The exercise:
Wherever a line in the data below holds "Styles", copy that line.

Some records
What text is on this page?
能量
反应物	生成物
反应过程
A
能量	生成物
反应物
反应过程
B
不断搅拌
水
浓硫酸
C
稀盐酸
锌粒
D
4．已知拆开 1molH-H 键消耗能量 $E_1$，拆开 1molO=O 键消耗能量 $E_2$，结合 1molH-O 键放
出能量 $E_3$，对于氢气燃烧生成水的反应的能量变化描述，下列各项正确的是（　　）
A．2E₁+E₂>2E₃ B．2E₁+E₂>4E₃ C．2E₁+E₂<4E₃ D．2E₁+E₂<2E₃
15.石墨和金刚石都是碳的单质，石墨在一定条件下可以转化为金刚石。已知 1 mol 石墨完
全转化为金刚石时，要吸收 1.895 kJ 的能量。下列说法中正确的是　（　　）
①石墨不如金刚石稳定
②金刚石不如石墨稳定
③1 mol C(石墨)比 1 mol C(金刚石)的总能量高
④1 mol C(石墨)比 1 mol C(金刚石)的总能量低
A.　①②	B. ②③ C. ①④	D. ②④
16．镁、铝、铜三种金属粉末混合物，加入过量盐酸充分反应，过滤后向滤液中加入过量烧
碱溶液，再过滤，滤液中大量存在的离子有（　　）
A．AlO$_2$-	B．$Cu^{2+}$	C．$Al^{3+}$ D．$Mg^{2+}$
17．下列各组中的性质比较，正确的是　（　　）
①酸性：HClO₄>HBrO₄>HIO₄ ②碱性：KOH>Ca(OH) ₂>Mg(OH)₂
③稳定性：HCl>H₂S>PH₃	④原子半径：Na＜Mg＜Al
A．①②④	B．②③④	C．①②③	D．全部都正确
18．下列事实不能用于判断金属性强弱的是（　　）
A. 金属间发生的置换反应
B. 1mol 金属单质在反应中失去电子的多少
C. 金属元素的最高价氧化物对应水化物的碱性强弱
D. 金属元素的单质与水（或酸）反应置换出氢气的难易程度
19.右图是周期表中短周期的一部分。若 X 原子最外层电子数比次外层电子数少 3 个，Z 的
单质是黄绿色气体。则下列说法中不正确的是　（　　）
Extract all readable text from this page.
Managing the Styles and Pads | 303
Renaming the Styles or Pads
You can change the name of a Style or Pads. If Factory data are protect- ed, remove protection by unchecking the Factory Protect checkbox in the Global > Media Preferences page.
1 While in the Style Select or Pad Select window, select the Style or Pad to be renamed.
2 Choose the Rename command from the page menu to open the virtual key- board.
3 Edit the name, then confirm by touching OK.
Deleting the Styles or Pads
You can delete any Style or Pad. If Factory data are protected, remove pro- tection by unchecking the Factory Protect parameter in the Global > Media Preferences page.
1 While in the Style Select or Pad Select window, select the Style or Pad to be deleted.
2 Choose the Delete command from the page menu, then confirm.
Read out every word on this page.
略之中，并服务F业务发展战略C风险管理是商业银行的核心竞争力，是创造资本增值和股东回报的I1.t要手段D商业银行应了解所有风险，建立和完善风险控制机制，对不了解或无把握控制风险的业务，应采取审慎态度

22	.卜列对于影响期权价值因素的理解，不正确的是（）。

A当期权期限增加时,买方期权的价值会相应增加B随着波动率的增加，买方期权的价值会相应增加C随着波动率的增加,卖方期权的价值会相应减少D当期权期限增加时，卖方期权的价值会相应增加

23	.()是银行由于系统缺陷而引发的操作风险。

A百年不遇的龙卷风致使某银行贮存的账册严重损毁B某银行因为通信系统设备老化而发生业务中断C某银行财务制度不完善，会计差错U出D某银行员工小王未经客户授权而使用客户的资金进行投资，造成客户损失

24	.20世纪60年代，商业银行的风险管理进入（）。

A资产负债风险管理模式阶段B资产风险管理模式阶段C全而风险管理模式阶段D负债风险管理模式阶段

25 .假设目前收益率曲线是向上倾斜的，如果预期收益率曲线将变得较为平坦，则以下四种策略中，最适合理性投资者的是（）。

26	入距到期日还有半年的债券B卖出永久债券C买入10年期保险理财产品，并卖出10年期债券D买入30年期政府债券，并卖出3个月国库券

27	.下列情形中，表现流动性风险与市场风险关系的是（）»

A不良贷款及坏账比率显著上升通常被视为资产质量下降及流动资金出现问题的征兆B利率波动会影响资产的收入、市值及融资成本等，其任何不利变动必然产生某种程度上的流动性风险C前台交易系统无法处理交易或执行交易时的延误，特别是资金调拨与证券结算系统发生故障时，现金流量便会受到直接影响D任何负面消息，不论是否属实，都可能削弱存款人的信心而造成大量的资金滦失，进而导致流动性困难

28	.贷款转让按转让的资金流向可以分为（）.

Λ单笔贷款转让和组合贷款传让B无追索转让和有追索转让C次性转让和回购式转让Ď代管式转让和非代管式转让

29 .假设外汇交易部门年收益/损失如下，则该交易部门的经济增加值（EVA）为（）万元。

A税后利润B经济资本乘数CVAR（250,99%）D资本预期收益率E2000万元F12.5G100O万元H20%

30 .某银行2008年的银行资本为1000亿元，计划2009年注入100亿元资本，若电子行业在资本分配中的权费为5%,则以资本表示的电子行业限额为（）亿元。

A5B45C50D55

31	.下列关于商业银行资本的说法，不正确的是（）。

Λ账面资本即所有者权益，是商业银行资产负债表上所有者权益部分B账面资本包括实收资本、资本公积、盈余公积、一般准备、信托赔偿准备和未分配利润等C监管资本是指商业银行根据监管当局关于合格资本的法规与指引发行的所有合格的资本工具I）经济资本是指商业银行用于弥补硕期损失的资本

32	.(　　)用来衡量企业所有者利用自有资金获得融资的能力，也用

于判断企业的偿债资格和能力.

Problem solution:
Managing the Styles and Pads | 303
Renaming the Styles or Pads
Deleting the Styles or Pads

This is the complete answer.